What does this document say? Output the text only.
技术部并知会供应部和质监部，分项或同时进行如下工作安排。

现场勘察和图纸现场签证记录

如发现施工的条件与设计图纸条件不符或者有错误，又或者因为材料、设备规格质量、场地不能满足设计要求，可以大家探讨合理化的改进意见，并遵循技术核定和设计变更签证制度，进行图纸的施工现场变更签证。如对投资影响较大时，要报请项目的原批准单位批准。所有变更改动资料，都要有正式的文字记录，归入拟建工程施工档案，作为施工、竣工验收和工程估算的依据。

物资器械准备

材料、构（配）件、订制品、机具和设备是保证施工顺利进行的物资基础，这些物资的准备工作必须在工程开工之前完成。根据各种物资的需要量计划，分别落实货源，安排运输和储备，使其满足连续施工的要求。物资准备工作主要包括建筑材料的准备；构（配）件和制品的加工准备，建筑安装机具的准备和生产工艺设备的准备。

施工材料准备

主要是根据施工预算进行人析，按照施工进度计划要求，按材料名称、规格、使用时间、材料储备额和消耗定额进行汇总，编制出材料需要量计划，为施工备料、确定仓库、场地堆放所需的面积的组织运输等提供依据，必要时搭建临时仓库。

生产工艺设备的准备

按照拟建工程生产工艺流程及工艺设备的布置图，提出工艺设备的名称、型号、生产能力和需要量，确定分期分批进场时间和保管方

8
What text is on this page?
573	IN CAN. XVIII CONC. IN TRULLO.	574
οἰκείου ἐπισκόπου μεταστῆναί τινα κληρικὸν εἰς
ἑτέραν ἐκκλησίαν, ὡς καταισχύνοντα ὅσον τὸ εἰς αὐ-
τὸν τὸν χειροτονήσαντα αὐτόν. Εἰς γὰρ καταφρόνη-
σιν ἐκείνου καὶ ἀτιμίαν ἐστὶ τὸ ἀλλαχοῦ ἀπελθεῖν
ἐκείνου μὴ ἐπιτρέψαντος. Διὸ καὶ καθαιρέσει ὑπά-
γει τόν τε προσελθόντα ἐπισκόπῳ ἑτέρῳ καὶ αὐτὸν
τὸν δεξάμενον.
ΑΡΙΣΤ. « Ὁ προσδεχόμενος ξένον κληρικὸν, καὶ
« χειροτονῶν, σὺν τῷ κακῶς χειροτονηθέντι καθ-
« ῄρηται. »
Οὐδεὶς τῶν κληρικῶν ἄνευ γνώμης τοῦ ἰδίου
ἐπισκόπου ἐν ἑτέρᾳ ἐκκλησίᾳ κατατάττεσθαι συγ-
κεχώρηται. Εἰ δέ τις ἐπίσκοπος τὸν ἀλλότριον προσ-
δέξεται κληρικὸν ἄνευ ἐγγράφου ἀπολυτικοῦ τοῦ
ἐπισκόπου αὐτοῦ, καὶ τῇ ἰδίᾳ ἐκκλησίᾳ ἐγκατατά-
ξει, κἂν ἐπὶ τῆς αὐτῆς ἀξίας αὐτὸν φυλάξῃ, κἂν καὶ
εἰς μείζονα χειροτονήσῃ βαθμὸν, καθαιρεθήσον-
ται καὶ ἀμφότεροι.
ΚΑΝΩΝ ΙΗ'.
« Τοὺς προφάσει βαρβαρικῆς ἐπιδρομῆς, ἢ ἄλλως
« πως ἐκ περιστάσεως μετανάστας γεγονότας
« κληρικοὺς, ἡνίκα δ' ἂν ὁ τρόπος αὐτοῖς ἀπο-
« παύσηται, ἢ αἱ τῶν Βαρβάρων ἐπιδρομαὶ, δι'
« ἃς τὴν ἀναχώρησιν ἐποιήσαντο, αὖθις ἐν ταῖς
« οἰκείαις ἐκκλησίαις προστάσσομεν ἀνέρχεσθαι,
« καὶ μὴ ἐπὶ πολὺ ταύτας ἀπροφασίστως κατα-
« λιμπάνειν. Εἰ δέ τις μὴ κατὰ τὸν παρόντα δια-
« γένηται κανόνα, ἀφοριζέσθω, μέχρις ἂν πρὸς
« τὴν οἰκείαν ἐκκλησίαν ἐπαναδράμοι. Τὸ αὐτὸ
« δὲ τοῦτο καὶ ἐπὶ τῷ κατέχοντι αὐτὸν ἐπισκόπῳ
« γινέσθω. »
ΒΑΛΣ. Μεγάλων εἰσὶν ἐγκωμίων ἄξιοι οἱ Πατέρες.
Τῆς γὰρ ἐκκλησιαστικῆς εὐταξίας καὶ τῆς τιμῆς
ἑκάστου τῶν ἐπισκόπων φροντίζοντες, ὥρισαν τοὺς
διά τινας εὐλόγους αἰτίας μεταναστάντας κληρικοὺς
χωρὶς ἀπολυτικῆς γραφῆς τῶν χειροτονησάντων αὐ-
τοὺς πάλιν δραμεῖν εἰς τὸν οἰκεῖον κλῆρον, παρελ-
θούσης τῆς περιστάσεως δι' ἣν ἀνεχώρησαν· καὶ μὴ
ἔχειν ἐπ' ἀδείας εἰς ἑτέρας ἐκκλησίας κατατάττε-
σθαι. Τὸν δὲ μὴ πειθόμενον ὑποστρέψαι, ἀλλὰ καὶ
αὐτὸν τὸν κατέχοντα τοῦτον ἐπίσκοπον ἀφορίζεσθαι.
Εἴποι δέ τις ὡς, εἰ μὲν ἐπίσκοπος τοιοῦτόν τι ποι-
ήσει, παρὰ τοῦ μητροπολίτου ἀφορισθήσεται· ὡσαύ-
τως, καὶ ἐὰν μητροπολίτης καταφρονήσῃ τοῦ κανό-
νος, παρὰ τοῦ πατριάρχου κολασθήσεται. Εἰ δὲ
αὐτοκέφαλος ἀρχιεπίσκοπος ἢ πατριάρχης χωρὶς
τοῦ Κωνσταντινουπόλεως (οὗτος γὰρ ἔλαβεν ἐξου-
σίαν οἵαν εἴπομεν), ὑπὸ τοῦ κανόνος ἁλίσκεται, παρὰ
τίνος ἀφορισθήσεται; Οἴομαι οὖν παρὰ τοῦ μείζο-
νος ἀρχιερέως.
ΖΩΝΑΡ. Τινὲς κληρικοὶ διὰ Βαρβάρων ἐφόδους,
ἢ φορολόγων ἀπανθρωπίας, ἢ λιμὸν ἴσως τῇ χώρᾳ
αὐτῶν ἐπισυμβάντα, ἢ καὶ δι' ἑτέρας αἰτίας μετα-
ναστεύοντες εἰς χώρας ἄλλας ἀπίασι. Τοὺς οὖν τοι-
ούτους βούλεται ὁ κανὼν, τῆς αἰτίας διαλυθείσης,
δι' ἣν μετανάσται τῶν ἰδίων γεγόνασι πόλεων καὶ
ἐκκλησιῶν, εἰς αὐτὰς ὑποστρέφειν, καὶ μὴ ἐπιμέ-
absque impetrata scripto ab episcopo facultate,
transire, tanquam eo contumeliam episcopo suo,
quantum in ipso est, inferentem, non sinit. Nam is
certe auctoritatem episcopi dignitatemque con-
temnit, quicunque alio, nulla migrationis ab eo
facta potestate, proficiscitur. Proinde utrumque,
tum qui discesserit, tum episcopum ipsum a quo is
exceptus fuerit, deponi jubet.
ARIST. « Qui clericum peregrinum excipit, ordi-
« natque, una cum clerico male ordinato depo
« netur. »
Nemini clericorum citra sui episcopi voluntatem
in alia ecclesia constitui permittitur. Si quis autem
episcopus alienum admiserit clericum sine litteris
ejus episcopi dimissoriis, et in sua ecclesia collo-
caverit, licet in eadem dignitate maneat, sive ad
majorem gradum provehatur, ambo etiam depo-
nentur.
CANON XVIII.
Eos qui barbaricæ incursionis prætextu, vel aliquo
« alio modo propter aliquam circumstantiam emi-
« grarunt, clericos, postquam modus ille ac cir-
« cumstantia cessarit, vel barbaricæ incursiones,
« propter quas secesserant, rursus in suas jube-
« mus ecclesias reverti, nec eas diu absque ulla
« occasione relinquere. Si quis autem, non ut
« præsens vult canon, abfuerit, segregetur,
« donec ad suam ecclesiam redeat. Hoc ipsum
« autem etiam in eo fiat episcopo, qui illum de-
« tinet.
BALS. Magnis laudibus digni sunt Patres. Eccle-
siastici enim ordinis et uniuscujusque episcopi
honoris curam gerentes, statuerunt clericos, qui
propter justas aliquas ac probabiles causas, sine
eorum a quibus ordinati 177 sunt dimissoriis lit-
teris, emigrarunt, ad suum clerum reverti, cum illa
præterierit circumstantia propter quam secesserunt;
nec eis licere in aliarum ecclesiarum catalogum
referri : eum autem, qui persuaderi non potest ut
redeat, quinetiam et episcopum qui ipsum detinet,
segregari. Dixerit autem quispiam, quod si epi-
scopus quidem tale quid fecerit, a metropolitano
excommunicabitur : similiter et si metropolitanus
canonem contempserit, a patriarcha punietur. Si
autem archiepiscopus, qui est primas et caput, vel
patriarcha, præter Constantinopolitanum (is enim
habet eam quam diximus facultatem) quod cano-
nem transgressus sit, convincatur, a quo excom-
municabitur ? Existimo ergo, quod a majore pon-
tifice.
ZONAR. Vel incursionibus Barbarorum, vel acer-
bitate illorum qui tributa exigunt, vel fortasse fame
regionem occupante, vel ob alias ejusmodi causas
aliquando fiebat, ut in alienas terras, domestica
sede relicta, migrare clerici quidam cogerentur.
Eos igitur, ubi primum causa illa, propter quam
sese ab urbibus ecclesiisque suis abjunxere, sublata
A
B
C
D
------------------------------------------------
> **SET PROBLEM**: Every line above that contains the word "absque" should be reported.

> **OUTPUT FOR THIS TASK**:
absque impetrata scripto ab episcopo facultate,
« mus ecclesias reverti, nec eas diu absque ulla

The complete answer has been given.